■ **PROBLEMS TO SOLVE**
a) Write out the stretch from "Fanaticism can happen" through "open to alternatives." in the passage on both/and thinking below.
b) Pick up the passage on both/and thinking and paradox, below, at the point where it stops, and carry it on.

-- Start of EXCERPTED PASSAGE --

Other experts at “holding the tension” must be quantum physicists. The Nobel Prize winner Richard Feynman said, humorously, “I think I can safely say that nobody understands quantum mechanics.” There is disagreement over whether light is a wave or a particle! Physicists have had to accept that some theories complement each other even when they contradict each other. Feynman said, “The ‘paradox’ is only a conflict between reality and your feeling of what reality ‘ought to be.’”
On this subject, Unitarian Universalist minister Bruce Bode emphasizes the difference between truth and consistency:

“Truth is not necessarily consistent, and to be consistent is not necessarily to discern truth…When we find ourselves suffocating, struggling for air, or becoming defensive and rigid or even a little paranoid; per­haps it’s because in our mental outlook we are trying to be too consistent. Perhaps our system needs to breathe a little. It needs a little more air. It needs a little less concern about consistency, and a little more concern about reality…Life is larger than any system that attempts to make sense of it.”

Fanaticism can happen on both the left and the right when we stifle one side of an argument and let the other side have complete control. Ralph Waldo Emerson said: “A foolish consistency is the hobgoblin of little minds.”
So if you come across something you like that doesn’t quite fit with your current way of thinking, it’s okay, just make another room in the house of your mind.
More realistically, though, most of the time we are already stuck in an either/or way of thinking, so we likely aren’t even open to the possibility we will like something that doesn’t fit with our current system. Instead we should strive to take on a way of being in the world that renders us open to alternatives.
Richard Rohr says that this nondualism – this both/and way of holding the tension – is the best descriptor of higher consciousness. He says, “I’m not [arguing] to change anyone’s beliefs, doctrines, dogmas, or moralities. I’m hoping to change the mind by which you understand these very things.”
The future of our ability to get along in this world hinges on our ability to embrace Both/And. Consider how divided we are: pro-life vs. pro-choice… Israel vs. Palestine… And then there are the seemingly unresolveable dilemmas in our daily lives: “work/life balance” for example, or the question so well articulated by E.B. White who said “Every morning I awake torn between a desire to save the world and an inclination to savor it.”

-- End of EXCERPTED PASSAGE --
-- Start of DATA SEGMENT --

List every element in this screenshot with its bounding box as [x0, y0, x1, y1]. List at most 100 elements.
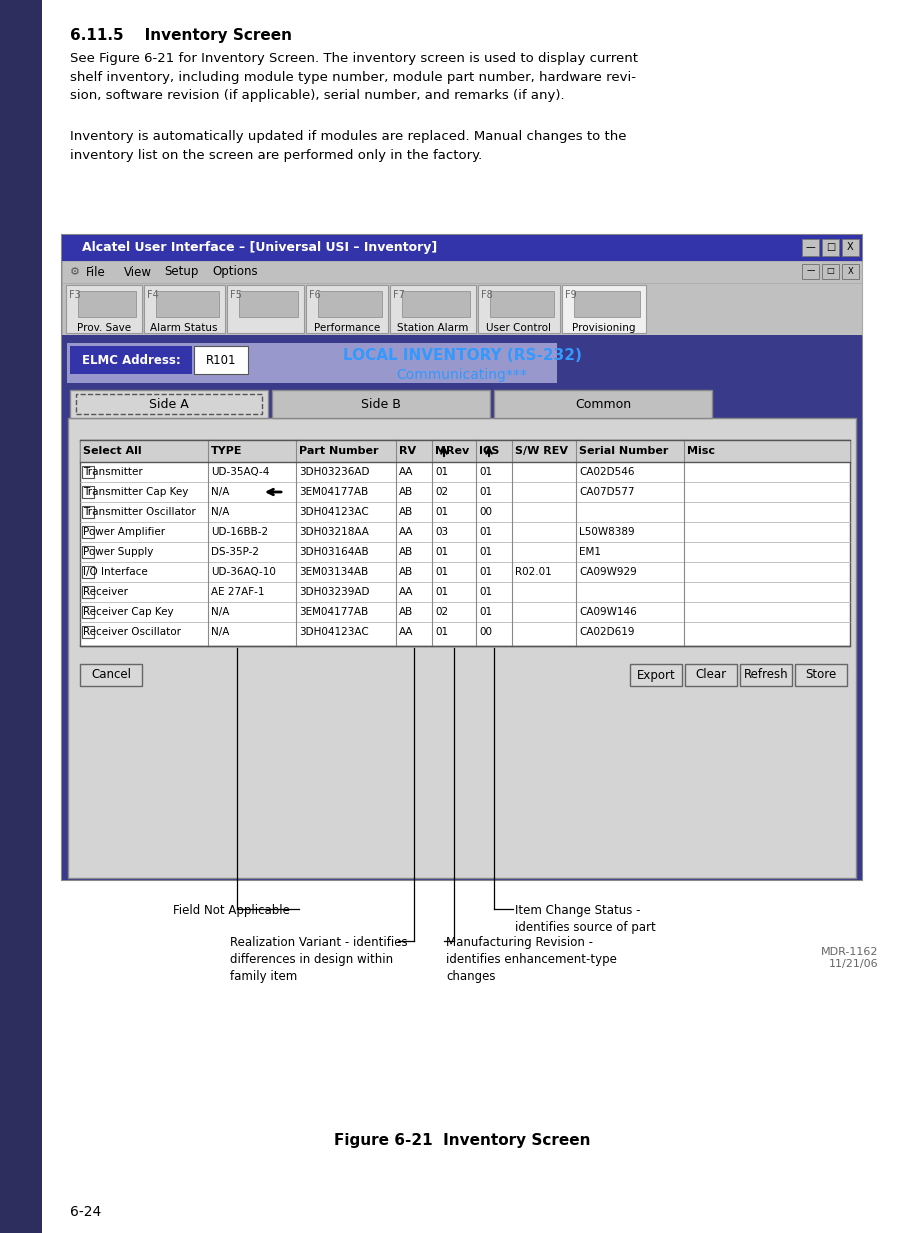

-- End of DATA SEGMENT --

■ **ANSWERS BELOW**
a)
Fanaticism can happen on both the left and the right when we stifle one side of an argument and let the other side have complete control. Ralph Waldo Emerson said: “A foolish consistency is the hobgoblin of little minds.”
So if you come across something you like that doesn’t quite fit with your current way of thinking, it’s okay, just make another room in the house of your mind.
More realistically, though, most of the time we are already stuck in an either/or way of thinking, so we likely aren’t even open to the possibility we will like something that doesn’t fit with our current system. Instead we should strive to take on a way of being in the world that renders us open to alternatives.

b)
Richard Rohr imagines that the wondrous word “AND” can help us navigate seemingly intractable divisions and dilemmas. He says:

“And” keeps us from dualistic thinking

“And” is willing to wait for insight and integration

“And” helps us to live in the always imperfect now

“And” keeps us inclusive and compassionate toward everything

“And” demands that our contemplation become action

“And” insists that our action is also contemplative

“And” heals our racism, sexism, heterosexism, and classism

“And” keeps us from the false choice of liberal *or* conservative

“And” allows us to critique both sides of things

“And” allows us to enjoy both sides of things

“And” helps us face and accept our own dark side

“And” allows us to ask for forgiveness and to apologize

“And” does not trust love if it is not also justice

“And” does not trust justice if it is not also love

“And” allows us to be both distinct and yet united

I’ve been talking about this Both/And thinking mostly as related to ideas. It is also related to our very own identities.
Each of us is full of contradiction and paradox. We are strong and weak. We are forgiving and vindictive. We are put together and a total mess.
The poet Walt Whitman got this. In his long poem, “Song of Myself,” he says:

Do I contradict myself?

Very well then I contradict myself,

(I am large, I contain multitudes.)

Don’t you just love that…? “I am large, I contain multitudes.”
So what contradictions do you contain?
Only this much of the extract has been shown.